• _Problem statement_
Copy the entries below exactly. Images do not belong in the copy.

• _Dataset extract_
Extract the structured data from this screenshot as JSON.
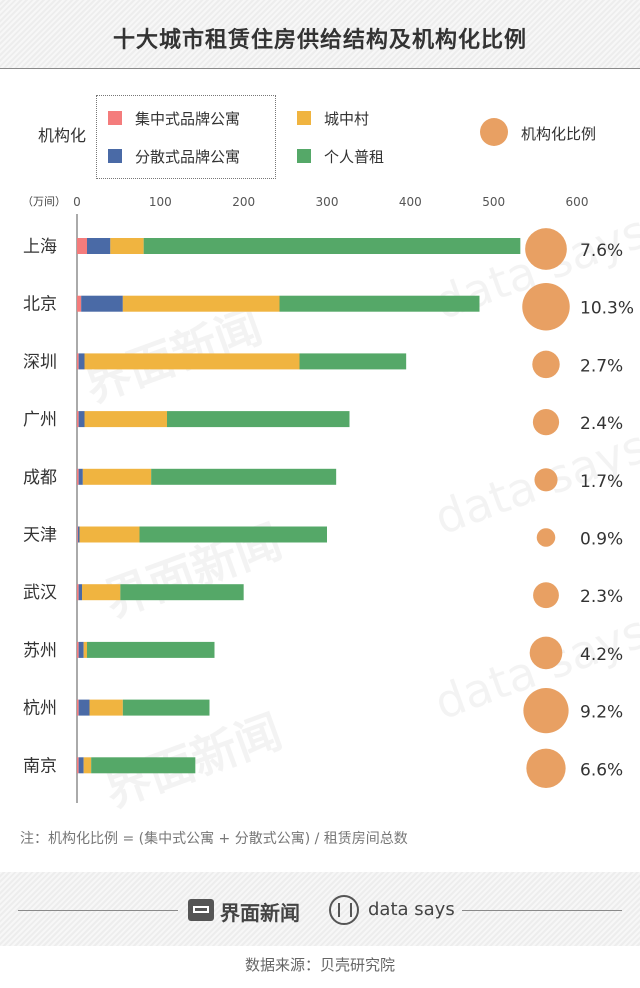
{
  "header": {
    "title": "十大城市租赁住房供给结构及机构化比例"
  },
  "legend": {
    "prefix": "机构化",
    "items": [
      {
        "label": "集中式品牌公寓",
        "color": "#f47c7c"
      },
      {
        "label": "城中村",
        "color": "#f0b440"
      },
      {
        "label": "分散式品牌公寓",
        "color": "#4a6aa6"
      },
      {
        "label": "个人普租",
        "color": "#55a868"
      }
    ],
    "bubble": {
      "label": "机构化比例",
      "color": "#e8a063"
    }
  },
  "chart_data": {
    "type": "bar",
    "orientation": "horizontal",
    "stacked": true,
    "unit": "（万间）",
    "categories": [
      "上海",
      "北京",
      "深圳",
      "广州",
      "成都",
      "天津",
      "武汉",
      "苏州",
      "杭州",
      "南京"
    ],
    "xlim": [
      0,
      600
    ],
    "xticks": [
      0,
      100,
      200,
      300,
      400,
      500,
      600
    ],
    "series": [
      {
        "name": "集中式品牌公寓",
        "color": "#f47c7c",
        "values": [
          12,
          5,
          2,
          2,
          2,
          1,
          2,
          2,
          2,
          2
        ]
      },
      {
        "name": "分散式品牌公寓",
        "color": "#4a6aa6",
        "values": [
          28,
          50,
          7,
          7,
          5,
          2,
          4,
          6,
          13,
          6
        ]
      },
      {
        "name": "城中村",
        "color": "#f0b440",
        "values": [
          40,
          188,
          258,
          99,
          82,
          72,
          46,
          4,
          40,
          9
        ]
      },
      {
        "name": "个人普租",
        "color": "#55a868",
        "values": [
          452,
          240,
          128,
          219,
          222,
          225,
          148,
          153,
          104,
          125
        ]
      }
    ],
    "ratio": {
      "name": "机构化比例",
      "color": "#e8a063",
      "values": [
        7.6,
        10.3,
        2.7,
        2.4,
        1.7,
        0.9,
        2.3,
        4.2,
        9.2,
        6.6
      ],
      "labels": [
        "7.6%",
        "10.3%",
        "2.7%",
        "2.4%",
        "1.7%",
        "0.9%",
        "2.3%",
        "4.2%",
        "9.2%",
        "6.6%"
      ]
    }
  },
  "note": "注：机构化比例  = (集中式公寓 + 分散式公寓) / 租赁房间总数",
  "footer": {
    "brand1": "界面新闻",
    "brand2": "data says",
    "source": "数据来源：贝壳研究院"
  },
  "watermarks": [
    "界面新闻",
    "data says"
  ]
}
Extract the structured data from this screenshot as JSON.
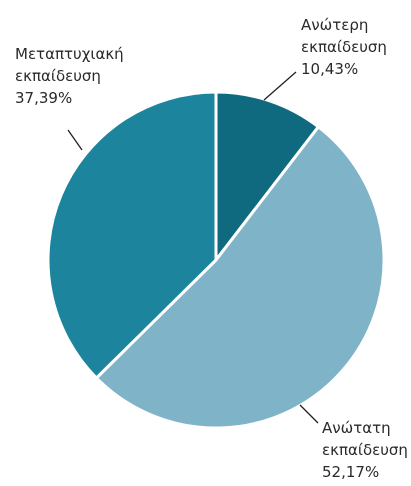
{
  "chart_data": {
    "type": "pie",
    "slices": [
      {
        "label_line1": "Ανώτερη",
        "label_line2": "εκπαίδευση",
        "pct_text": "10,43%",
        "value": 10.43,
        "color": "#0f6a80"
      },
      {
        "label_line1": "Ανώτατη",
        "label_line2": "εκπαίδευση",
        "pct_text": "52,17%",
        "value": 52.17,
        "color": "#7fb3c8"
      },
      {
        "label_line1": "Μεταπτυχιακή",
        "label_line2": "εκπαίδευση",
        "pct_text": "37,39%",
        "value": 37.39,
        "color": "#1c859d"
      }
    ],
    "start": "12 o'clock",
    "direction": "clockwise"
  }
}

• _Full answer_
Extract the structured data from this screenshot as JSON.
{
  "header": {
    "title": "十大城市租赁住房供给结构及机构化比例"
  },
  "legend": {
    "prefix": "机构化",
    "items": [
      {
        "label": "集中式品牌公寓",
        "color": "#f47c7c"
      },
      {
        "label": "城中村",
        "color": "#f0b440"
      },
      {
        "label": "分散式品牌公寓",
        "color": "#4a6aa6"
      },
      {
        "label": "个人普租",
        "color": "#55a868"
      }
    ],
    "bubble": {
      "label": "机构化比例",
      "color": "#e8a063"
    }
  },
  "chart_data": {
    "type": "bar",
    "orientation": "horizontal",
    "stacked": true,
    "unit": "（万间）",
    "categories": [
      "上海",
      "北京",
      "深圳",
      "广州",
      "成都",
      "天津",
      "武汉",
      "苏州",
      "杭州",
      "南京"
    ],
    "xlim": [
      0,
      600
    ],
    "xticks": [
      0,
      100,
      200,
      300,
      400,
      500,
      600
    ],
    "series": [
      {
        "name": "集中式品牌公寓",
        "color": "#f47c7c",
        "values": [
          12,
          5,
          2,
          2,
          2,
          1,
          2,
          2,
          2,
          2
        ]
      },
      {
        "name": "分散式品牌公寓",
        "color": "#4a6aa6",
        "values": [
          28,
          50,
          7,
          7,
          5,
          2,
          4,
          6,
          13,
          6
        ]
      },
      {
        "name": "城中村",
        "color": "#f0b440",
        "values": [
          40,
          188,
          258,
          99,
          82,
          72,
          46,
          4,
          40,
          9
        ]
      },
      {
        "name": "个人普租",
        "color": "#55a868",
        "values": [
          452,
          240,
          128,
          219,
          222,
          225,
          148,
          153,
          104,
          125
        ]
      }
    ],
    "ratio": {
      "name": "机构化比例",
      "color": "#e8a063",
      "values": [
        7.6,
        10.3,
        2.7,
        2.4,
        1.7,
        0.9,
        2.3,
        4.2,
        9.2,
        6.6
      ],
      "labels": [
        "7.6%",
        "10.3%",
        "2.7%",
        "2.4%",
        "1.7%",
        "0.9%",
        "2.3%",
        "4.2%",
        "9.2%",
        "6.6%"
      ]
    }
  },
  "note": "注：机构化比例  = (集中式公寓 + 分散式公寓) / 租赁房间总数",
  "footer": {
    "brand1": "界面新闻",
    "brand2": "data says",
    "source": "数据来源：贝壳研究院"
  },
  "watermarks": [
    "界面新闻",
    "data says"
  ]
}
Extract the structured data from this screenshot as JSON.
{
  "chart_data": {
    "type": "pie",
    "slices": [
      {
        "label_line1": "Ανώτερη",
        "label_line2": "εκπαίδευση",
        "pct_text": "10,43%",
        "value": 10.43,
        "color": "#0f6a80"
      },
      {
        "label_line1": "Ανώτατη",
        "label_line2": "εκπαίδευση",
        "pct_text": "52,17%",
        "value": 52.17,
        "color": "#7fb3c8"
      },
      {
        "label_line1": "Μεταπτυχιακή",
        "label_line2": "εκπαίδευση",
        "pct_text": "37,39%",
        "value": 37.39,
        "color": "#1c859d"
      }
    ],
    "start": "12 o'clock",
    "direction": "clockwise"
  }
}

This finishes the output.